PROBLEM DETAILS: Give, as a bare number, the count of lines that contain the word "инфицированных".

[Collection entries]
___

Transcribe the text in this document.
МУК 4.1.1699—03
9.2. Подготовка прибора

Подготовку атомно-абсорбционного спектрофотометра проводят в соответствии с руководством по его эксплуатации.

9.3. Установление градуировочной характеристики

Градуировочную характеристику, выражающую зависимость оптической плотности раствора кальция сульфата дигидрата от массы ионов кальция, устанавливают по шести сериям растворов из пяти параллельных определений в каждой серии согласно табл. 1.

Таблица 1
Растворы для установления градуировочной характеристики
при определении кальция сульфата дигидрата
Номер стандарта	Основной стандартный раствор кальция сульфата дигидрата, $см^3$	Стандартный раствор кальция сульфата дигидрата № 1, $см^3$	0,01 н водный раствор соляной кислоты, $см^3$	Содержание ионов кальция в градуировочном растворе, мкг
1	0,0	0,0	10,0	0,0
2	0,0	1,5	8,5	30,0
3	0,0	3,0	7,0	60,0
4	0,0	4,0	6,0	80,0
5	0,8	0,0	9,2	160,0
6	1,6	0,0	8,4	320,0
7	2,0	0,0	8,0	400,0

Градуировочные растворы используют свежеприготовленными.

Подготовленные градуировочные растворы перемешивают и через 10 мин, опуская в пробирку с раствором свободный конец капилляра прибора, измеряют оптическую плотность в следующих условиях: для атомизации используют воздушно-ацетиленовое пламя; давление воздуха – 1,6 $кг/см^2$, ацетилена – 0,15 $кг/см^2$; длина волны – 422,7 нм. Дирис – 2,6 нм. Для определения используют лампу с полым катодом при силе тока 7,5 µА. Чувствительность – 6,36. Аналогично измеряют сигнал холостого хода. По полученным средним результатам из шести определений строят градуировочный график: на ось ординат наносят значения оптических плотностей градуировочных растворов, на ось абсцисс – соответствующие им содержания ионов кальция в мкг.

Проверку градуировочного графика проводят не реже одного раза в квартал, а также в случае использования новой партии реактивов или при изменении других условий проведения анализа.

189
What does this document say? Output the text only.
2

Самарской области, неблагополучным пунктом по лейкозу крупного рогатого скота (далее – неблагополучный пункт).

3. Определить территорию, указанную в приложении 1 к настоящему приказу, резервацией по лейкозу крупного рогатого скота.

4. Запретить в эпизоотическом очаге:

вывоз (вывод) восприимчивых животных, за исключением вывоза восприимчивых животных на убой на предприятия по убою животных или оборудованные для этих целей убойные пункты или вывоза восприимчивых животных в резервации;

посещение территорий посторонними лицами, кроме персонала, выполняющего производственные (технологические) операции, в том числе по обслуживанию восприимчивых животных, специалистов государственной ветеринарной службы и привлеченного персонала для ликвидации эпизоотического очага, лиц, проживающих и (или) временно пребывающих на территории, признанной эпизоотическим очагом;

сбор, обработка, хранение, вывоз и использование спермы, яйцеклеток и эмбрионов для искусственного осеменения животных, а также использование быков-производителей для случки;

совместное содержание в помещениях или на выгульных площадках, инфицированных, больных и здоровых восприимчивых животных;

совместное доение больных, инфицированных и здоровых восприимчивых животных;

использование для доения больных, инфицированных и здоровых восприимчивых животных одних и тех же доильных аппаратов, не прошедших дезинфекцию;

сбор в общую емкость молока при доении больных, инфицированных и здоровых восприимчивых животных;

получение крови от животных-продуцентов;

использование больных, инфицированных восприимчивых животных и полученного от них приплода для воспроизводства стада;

___

EXERCISE RESPONSE: 5